SET PROBLEM | Say how many lines hold the string "Beilage"; please write nothing but the number.

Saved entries
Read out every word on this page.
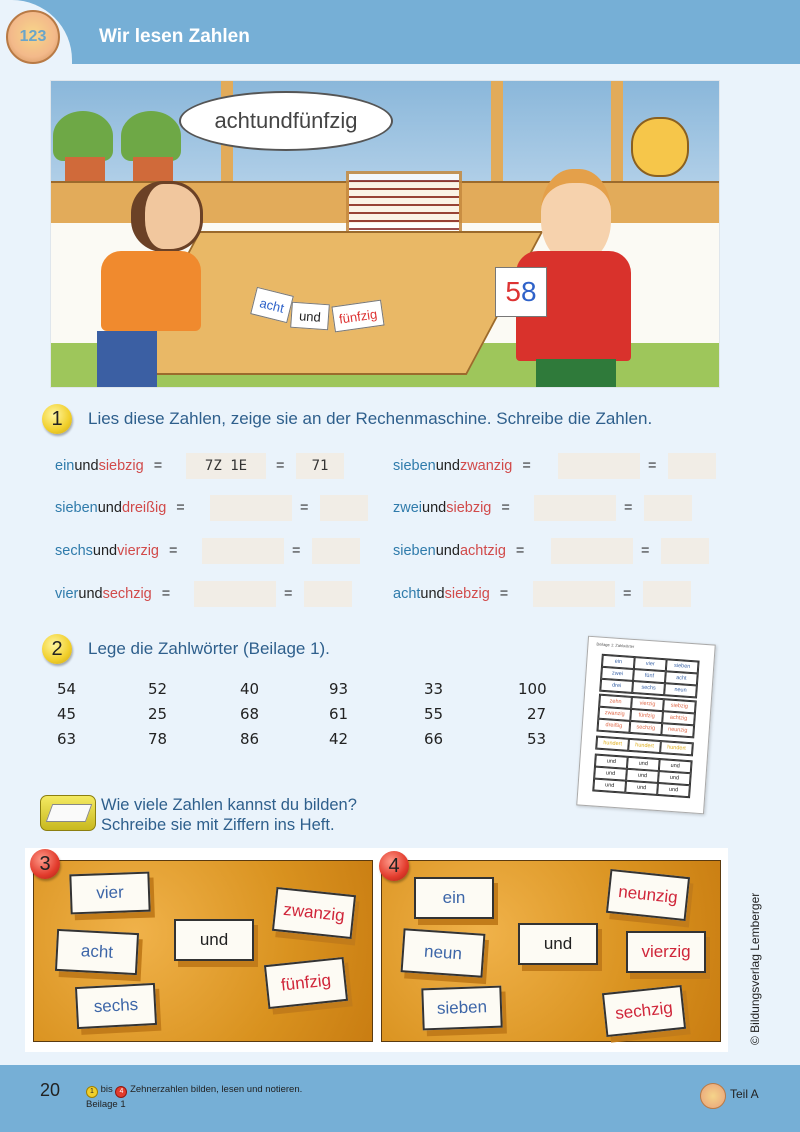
123	Wir lesen Zahlen
achtundfünfzig
acht
und	fünfzig
5 8
1	Lies diese Zahlen, zeige sie an der Rechenmaschine. Schreibe die Zahlen.
ein und siebzig =	7Z 1E	=	71
sieben und dreißig =	=
sechs und vierzig =	=
vier und sechzig =	=
sieben und zwanzig =	=
zwei und siebzig =	=
sieben und achtzig =	=
acht und siebzig =	=
2	Lege die Zahlwörter (Beilage 1).
54	52	40	93	33	100
45	25	68	61	55	27
63	78	86	42	66	53
Beilage 1: Zahlwörter
ein	vier	sieben
zwei	fünf	acht
drei	sechs	neun
zehn	vierzig	siebzig
zwanzig	fünfzig	achtzig
dreißig	sechzig	neunzig
hundert	hundert	hundert
und	und	und
und	und	und
und	und	und
Wie viele Zahlen kannst du bilden?
Schreibe sie mit Ziffern ins Heft.
vier
acht
sechs
und
zwanzig
fünfzig
3
ein
neun
sieben
und
neunzig
vierzig
sechzig
4
© Bildungsverlag Lemberger
20	1 bis 4 Zehnerzahlen bilden, lesen und notieren.
Beilage 1
Teil A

ANSWER TO THE TASK | 3